Goal: Copy out the lines that have "across" in them.

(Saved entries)
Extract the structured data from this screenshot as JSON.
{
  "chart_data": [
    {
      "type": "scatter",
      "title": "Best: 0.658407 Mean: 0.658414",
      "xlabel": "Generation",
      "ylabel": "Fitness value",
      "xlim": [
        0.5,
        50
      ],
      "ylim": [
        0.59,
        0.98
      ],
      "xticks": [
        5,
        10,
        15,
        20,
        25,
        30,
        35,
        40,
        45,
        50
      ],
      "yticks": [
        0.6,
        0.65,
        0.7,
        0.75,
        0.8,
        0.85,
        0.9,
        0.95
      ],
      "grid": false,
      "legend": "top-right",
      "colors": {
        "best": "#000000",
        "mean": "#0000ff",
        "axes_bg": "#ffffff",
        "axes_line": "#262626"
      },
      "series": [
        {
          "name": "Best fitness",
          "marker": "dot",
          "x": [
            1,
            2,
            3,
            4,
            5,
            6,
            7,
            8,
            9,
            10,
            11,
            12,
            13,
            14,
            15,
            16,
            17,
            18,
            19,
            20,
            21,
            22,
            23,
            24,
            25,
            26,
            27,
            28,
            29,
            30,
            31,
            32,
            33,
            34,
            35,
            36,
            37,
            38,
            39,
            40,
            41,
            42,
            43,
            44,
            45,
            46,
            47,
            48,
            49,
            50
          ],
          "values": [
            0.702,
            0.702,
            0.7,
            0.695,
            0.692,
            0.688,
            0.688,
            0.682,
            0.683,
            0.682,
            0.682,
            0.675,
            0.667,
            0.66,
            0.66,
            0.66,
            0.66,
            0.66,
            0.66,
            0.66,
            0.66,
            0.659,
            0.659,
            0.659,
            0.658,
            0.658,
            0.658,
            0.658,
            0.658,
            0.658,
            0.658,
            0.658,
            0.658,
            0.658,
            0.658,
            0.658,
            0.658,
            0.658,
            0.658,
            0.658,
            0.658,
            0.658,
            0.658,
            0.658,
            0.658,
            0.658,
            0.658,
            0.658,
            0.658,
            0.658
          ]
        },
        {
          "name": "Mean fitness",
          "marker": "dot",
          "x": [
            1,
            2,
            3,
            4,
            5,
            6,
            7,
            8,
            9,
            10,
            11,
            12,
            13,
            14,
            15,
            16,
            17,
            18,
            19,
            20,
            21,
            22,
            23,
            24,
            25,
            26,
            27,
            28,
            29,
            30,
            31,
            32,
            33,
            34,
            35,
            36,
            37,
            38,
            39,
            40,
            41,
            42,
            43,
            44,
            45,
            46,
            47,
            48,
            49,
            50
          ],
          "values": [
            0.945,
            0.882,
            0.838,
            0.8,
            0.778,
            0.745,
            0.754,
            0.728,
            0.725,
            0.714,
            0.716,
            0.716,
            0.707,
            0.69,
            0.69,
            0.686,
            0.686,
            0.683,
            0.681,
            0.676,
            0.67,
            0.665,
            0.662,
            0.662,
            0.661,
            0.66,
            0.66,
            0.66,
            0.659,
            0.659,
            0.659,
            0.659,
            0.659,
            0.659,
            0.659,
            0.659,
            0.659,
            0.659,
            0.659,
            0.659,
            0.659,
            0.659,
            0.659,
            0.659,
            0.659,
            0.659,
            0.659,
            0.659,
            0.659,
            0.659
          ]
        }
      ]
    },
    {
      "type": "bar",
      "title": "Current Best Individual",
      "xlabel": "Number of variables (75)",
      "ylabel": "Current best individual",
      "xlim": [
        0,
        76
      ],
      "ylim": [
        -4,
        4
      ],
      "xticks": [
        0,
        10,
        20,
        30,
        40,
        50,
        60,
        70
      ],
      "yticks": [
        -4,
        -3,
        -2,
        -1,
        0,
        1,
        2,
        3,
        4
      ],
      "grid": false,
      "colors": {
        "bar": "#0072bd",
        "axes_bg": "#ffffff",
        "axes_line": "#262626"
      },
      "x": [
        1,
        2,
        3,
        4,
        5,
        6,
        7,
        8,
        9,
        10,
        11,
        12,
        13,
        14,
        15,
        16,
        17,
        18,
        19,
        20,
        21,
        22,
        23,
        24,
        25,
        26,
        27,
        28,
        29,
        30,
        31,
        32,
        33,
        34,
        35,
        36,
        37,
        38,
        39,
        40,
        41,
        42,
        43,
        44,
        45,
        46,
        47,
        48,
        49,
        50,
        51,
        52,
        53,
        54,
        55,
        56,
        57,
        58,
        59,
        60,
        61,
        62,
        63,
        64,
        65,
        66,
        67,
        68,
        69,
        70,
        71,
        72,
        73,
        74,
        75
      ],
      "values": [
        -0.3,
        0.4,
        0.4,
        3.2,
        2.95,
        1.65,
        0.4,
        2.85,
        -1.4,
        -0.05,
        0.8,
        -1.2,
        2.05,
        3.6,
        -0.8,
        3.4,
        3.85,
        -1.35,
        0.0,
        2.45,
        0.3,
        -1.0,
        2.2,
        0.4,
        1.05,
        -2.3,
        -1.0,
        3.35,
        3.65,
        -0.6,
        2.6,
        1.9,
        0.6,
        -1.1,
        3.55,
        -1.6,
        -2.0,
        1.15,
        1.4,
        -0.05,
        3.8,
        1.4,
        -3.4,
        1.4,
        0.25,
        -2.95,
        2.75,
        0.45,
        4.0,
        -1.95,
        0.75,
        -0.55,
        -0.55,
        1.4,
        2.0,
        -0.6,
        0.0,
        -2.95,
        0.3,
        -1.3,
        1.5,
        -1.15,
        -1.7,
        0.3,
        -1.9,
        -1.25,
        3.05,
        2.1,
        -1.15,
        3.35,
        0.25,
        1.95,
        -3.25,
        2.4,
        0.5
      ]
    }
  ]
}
--
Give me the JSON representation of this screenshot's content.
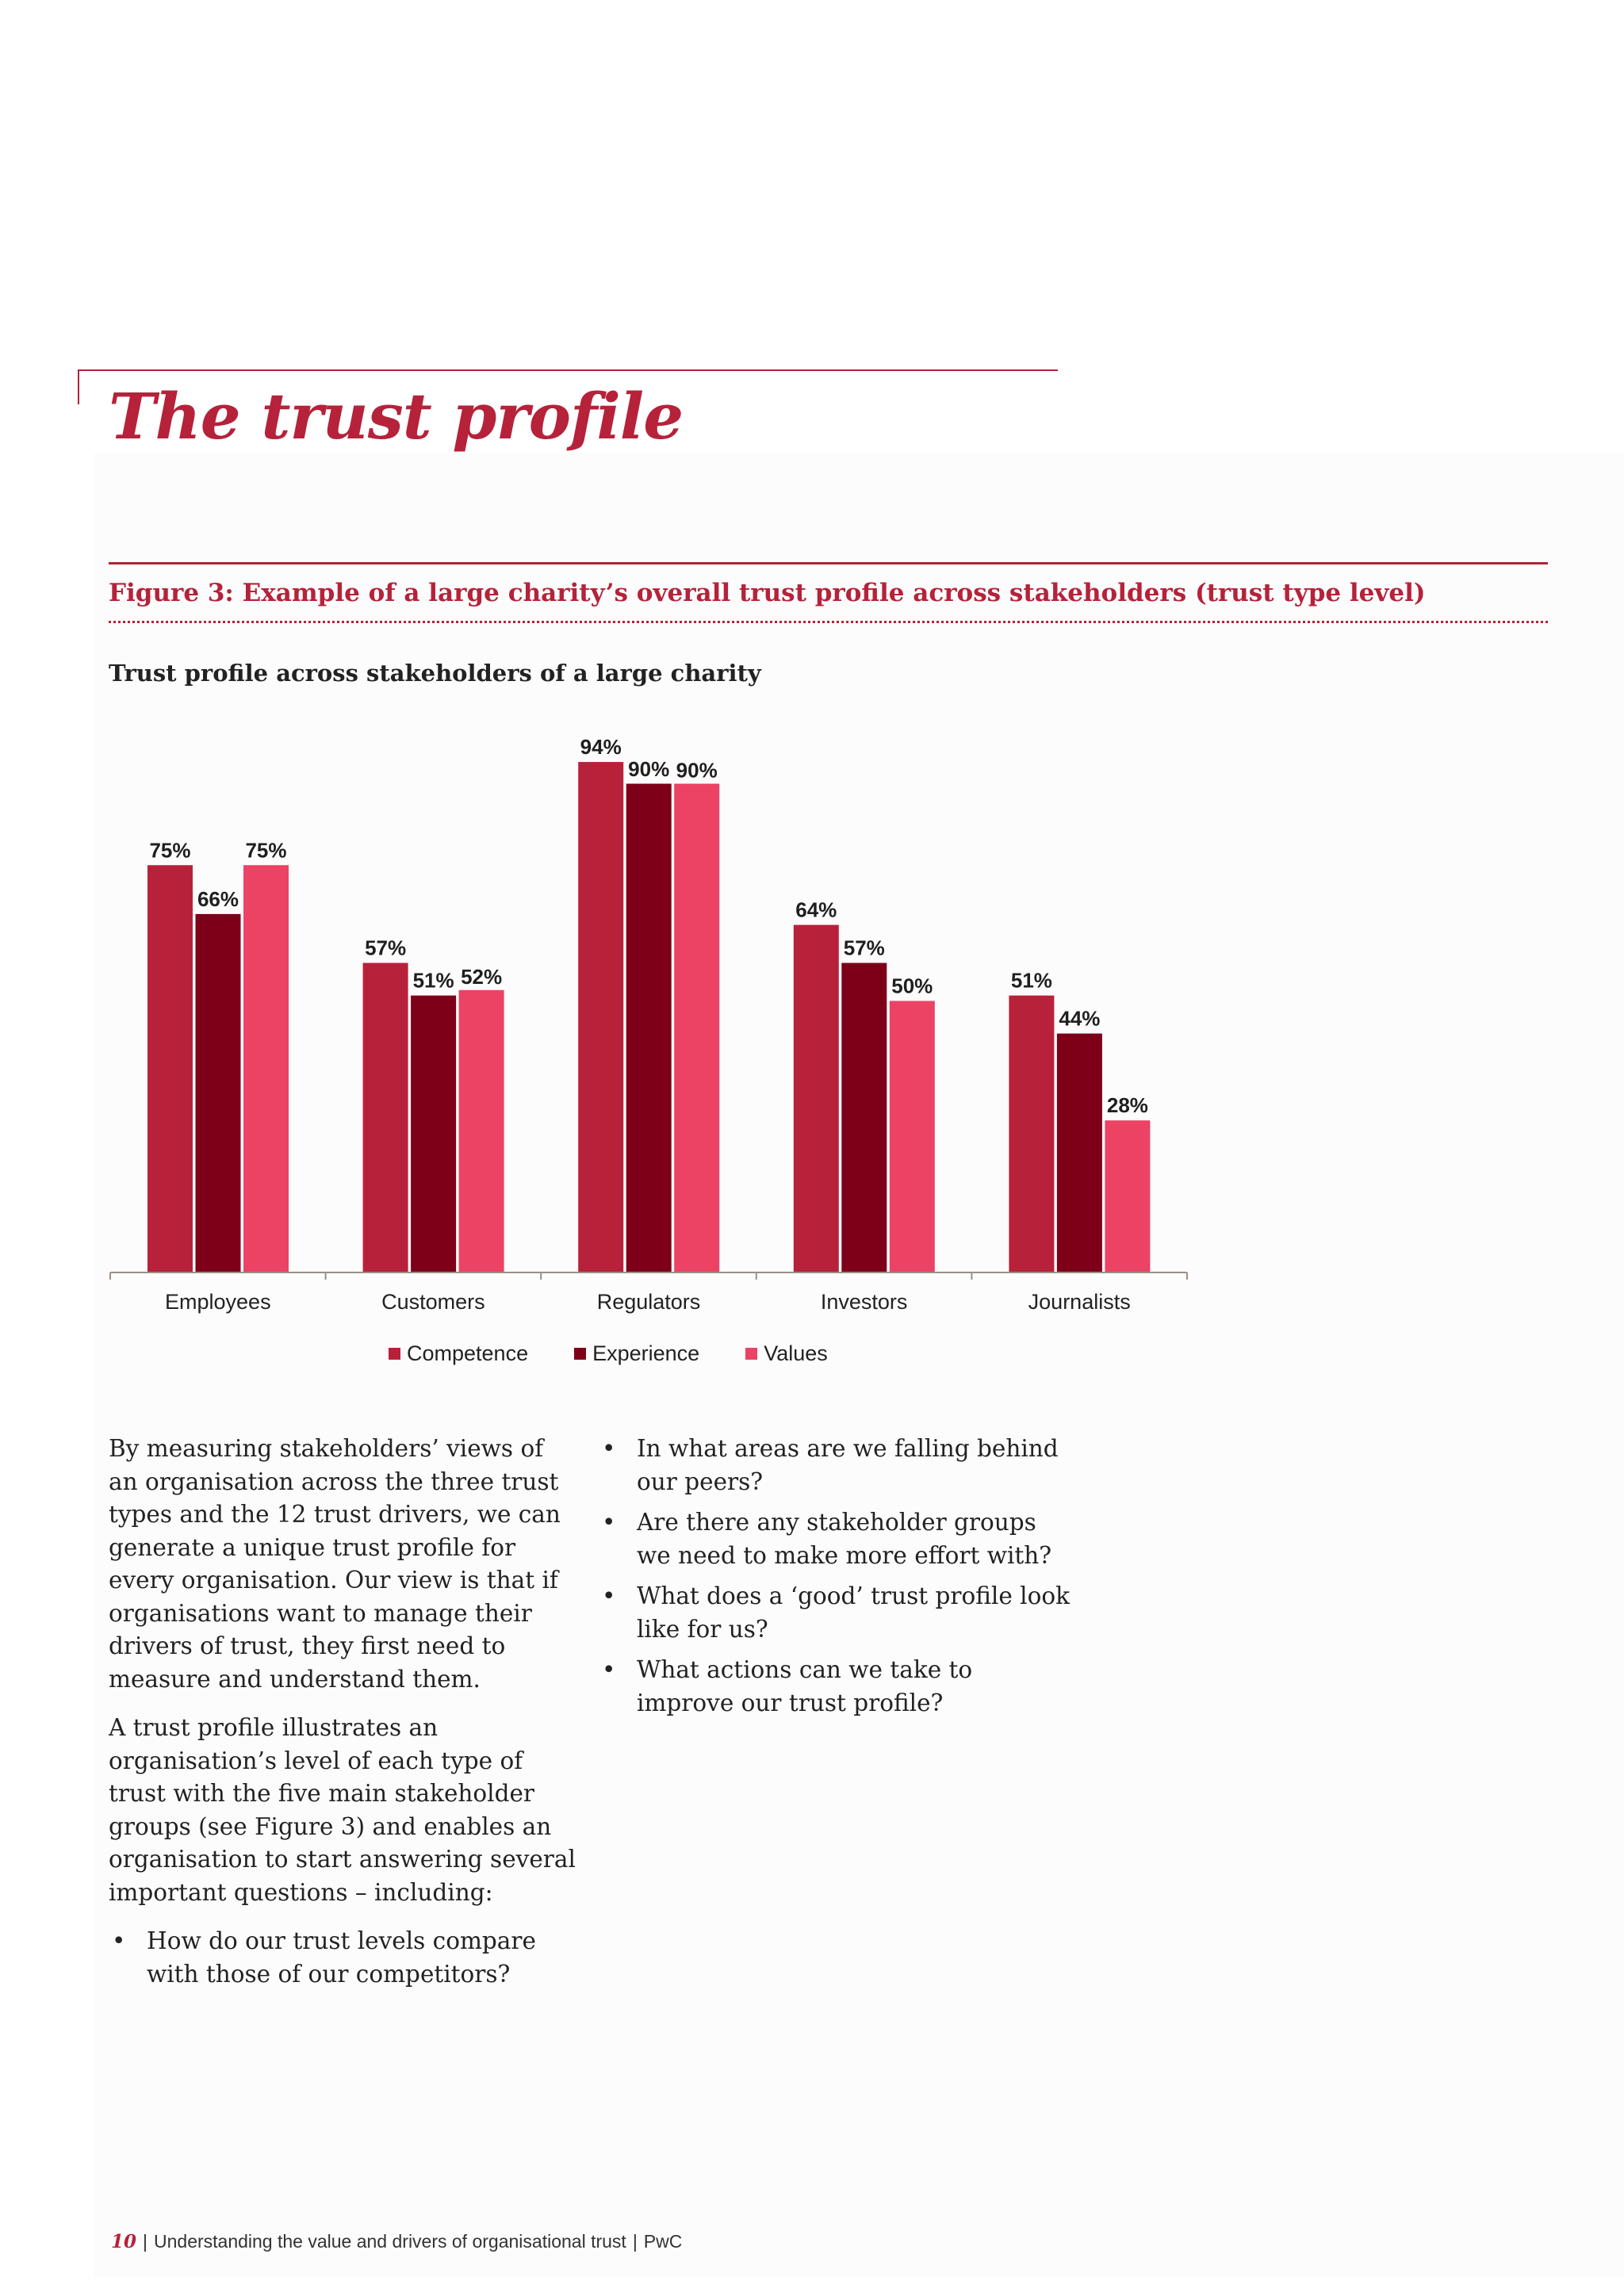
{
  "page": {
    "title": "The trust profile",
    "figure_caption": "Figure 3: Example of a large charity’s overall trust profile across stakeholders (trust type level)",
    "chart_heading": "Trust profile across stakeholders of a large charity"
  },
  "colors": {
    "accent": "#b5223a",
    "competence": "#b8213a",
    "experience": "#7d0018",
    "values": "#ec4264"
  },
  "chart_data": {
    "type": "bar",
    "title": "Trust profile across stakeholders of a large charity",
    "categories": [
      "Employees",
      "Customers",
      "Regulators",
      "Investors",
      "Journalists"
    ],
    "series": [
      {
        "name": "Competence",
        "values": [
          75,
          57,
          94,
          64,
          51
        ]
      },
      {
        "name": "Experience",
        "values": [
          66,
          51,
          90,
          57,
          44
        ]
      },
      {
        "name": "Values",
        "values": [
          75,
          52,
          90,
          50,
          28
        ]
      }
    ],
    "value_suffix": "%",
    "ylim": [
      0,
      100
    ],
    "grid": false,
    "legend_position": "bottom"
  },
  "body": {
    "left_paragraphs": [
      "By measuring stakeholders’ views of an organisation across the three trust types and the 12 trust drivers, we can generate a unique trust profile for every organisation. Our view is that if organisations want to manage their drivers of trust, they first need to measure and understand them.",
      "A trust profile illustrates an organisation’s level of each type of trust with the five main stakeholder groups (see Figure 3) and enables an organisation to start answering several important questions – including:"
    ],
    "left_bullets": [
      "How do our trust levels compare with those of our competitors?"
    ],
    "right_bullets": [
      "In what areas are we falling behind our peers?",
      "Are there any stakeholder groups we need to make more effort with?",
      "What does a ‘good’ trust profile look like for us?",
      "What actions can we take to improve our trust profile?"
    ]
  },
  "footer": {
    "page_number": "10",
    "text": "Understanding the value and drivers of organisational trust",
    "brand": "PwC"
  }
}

Task solution:
    "figure_caption": "Figure 3: Example of a large charity’s overall trust profile across stakeholders (trust type level)",
    "chart_heading": "Trust profile across stakeholders of a large charity"
    "title": "Trust profile across stakeholders of a large charity",
      "By measuring stakeholders’ views of an organisation across the three trust types and the 12 trust drivers, we can generate a unique trust profile for every organisation. Our view is that if organisations want to manage their drivers of trust, they first need to measure and understand them.",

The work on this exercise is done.